**Goal**
Find the lines below that contain the word "JSON" and count them. Only the number should be given.

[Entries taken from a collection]
— Start —

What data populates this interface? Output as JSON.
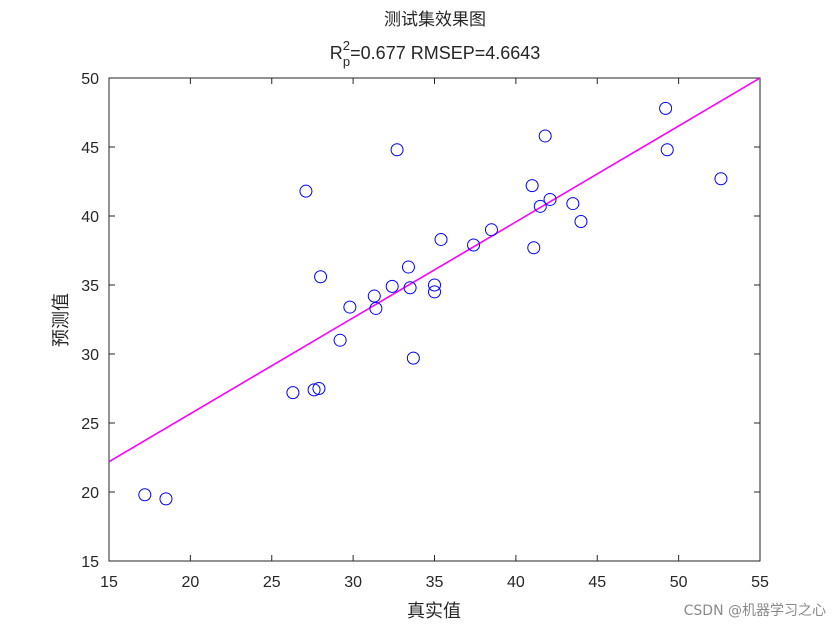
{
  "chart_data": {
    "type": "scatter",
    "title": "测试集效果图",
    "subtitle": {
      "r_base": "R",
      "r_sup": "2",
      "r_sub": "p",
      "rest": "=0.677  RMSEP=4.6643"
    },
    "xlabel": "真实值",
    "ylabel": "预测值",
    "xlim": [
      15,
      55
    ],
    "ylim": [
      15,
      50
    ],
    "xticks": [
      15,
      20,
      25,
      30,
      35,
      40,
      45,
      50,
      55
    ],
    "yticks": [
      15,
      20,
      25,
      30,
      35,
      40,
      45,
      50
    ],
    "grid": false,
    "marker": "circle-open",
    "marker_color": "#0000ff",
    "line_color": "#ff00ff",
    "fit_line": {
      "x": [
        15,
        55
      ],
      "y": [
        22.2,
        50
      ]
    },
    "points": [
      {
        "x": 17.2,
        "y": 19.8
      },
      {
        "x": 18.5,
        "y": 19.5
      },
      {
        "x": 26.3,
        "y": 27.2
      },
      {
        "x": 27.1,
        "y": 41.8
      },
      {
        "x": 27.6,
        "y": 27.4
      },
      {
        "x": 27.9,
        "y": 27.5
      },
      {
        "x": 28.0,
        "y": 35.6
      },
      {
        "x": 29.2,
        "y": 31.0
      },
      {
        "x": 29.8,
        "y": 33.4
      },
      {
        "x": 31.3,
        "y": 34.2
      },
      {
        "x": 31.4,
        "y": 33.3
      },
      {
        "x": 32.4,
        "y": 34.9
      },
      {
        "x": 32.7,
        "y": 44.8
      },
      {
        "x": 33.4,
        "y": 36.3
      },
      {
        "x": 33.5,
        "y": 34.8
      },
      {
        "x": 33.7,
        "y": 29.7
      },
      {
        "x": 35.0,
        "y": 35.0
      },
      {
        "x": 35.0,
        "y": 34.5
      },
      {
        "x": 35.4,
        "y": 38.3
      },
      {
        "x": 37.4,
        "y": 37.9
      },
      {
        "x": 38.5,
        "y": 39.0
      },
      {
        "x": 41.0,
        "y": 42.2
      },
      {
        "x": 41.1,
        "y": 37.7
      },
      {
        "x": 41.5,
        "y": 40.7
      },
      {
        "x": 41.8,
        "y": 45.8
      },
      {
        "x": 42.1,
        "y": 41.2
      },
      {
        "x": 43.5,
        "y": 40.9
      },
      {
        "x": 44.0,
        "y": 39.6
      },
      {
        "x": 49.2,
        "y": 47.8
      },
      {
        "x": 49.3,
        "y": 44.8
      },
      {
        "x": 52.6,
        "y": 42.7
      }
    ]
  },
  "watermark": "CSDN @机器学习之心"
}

— End —
— Start —

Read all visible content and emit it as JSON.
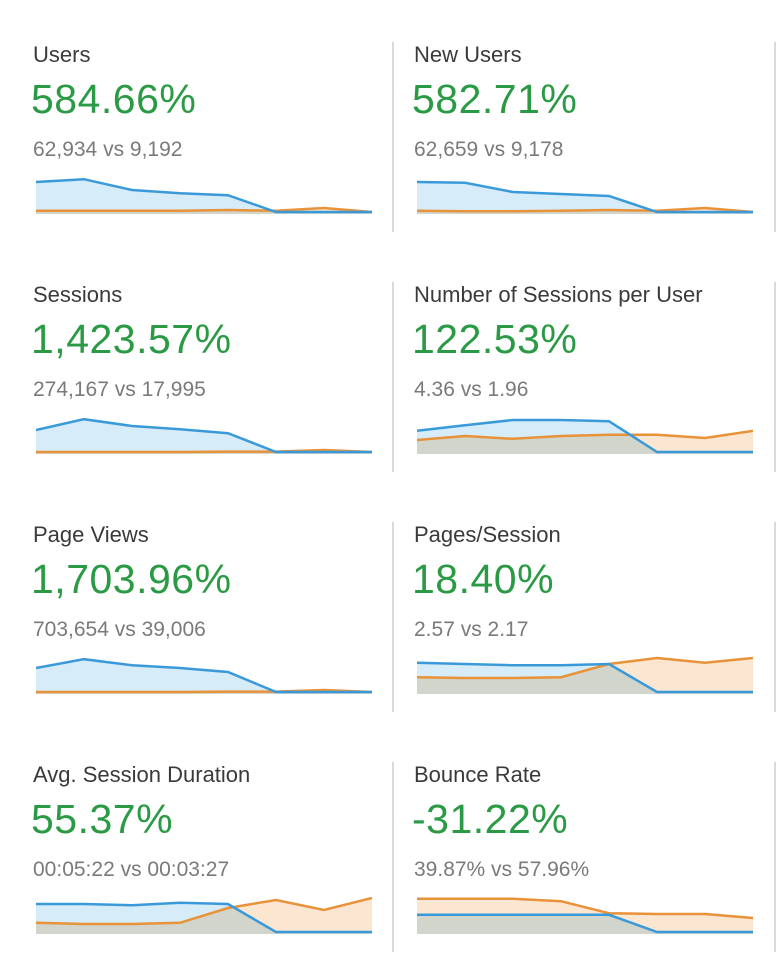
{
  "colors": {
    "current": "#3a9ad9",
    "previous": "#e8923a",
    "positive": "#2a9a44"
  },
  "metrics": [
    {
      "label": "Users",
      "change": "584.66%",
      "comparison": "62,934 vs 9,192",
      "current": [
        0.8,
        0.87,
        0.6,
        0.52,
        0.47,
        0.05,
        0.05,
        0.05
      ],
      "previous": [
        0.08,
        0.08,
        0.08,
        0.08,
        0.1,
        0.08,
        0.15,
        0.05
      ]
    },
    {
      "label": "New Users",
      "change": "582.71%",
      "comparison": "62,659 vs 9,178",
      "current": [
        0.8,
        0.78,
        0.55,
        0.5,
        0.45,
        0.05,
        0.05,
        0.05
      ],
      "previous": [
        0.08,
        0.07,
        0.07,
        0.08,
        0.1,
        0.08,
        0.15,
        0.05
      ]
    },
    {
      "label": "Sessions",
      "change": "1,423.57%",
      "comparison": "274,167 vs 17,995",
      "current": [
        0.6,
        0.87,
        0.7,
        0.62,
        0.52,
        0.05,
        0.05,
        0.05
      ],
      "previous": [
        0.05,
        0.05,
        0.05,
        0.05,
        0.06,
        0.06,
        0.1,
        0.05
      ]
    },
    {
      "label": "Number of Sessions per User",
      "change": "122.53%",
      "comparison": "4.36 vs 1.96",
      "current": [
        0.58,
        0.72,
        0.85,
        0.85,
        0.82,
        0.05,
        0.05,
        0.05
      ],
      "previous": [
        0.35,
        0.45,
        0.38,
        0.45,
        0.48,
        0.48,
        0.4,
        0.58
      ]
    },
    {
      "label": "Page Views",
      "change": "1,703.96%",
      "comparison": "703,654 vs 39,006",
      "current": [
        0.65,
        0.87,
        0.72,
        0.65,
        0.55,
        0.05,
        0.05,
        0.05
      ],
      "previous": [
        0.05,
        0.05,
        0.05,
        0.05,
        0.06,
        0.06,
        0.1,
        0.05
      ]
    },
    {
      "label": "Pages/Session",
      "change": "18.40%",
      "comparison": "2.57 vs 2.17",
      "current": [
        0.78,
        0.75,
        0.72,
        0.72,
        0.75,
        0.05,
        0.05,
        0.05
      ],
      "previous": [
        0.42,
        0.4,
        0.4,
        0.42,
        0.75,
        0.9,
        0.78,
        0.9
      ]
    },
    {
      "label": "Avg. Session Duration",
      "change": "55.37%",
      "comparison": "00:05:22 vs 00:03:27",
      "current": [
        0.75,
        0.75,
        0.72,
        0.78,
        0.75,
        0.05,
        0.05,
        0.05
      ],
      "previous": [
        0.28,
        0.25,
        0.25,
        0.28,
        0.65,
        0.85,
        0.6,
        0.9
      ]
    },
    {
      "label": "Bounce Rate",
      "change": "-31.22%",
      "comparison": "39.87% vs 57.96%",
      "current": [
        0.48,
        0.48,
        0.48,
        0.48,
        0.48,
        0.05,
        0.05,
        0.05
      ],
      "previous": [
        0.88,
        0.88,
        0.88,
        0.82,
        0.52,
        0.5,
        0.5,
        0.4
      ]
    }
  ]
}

— End —

**Solution**
2